TASK PROMPT:
Filter the entries that follow, copying every line in which the word "name" appears.

DATASET CONTENT:

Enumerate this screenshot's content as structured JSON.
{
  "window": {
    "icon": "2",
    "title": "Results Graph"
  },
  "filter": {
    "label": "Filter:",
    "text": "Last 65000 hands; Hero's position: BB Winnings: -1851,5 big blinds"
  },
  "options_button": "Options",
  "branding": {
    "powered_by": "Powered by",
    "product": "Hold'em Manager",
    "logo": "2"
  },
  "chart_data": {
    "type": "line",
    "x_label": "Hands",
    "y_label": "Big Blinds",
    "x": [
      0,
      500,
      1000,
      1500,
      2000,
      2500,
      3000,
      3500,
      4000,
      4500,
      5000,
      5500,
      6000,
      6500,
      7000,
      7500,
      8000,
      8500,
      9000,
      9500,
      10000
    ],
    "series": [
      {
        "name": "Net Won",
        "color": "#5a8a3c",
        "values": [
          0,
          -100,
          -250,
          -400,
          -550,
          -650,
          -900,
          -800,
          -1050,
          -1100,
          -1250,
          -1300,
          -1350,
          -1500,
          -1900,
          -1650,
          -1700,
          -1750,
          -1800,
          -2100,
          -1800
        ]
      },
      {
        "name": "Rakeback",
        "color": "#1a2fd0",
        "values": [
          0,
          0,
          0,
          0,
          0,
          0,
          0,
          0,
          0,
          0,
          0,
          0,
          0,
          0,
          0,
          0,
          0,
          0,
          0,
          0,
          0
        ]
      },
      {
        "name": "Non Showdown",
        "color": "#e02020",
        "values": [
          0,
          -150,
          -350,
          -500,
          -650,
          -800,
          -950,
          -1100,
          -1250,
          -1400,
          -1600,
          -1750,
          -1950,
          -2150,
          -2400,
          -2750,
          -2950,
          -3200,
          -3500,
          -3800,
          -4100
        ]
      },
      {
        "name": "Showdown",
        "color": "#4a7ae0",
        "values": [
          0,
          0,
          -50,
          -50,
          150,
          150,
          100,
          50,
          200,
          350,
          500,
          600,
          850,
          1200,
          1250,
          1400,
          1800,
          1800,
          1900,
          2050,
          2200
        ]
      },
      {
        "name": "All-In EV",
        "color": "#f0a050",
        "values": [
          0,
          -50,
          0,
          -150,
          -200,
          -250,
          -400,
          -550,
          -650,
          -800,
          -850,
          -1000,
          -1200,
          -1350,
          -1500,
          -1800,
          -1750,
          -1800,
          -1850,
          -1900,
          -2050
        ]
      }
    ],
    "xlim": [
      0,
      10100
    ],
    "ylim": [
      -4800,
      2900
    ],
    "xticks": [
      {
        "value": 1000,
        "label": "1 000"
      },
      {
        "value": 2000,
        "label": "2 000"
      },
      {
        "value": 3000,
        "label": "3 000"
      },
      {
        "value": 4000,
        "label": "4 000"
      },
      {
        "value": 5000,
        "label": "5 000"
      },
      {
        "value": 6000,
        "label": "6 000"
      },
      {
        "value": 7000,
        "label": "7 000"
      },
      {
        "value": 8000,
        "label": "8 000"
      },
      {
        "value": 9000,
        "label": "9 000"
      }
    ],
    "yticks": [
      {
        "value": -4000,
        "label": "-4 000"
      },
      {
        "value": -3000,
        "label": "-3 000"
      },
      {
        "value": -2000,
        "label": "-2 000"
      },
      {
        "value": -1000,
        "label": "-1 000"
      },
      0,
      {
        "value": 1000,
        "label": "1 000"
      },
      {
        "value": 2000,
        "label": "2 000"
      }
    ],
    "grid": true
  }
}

WORKED ANSWER:
        "name": "Net Won",
        "name": "Rakeback",
        "name": "Non Showdown",
        "name": "Showdown",
        "name": "All-In EV",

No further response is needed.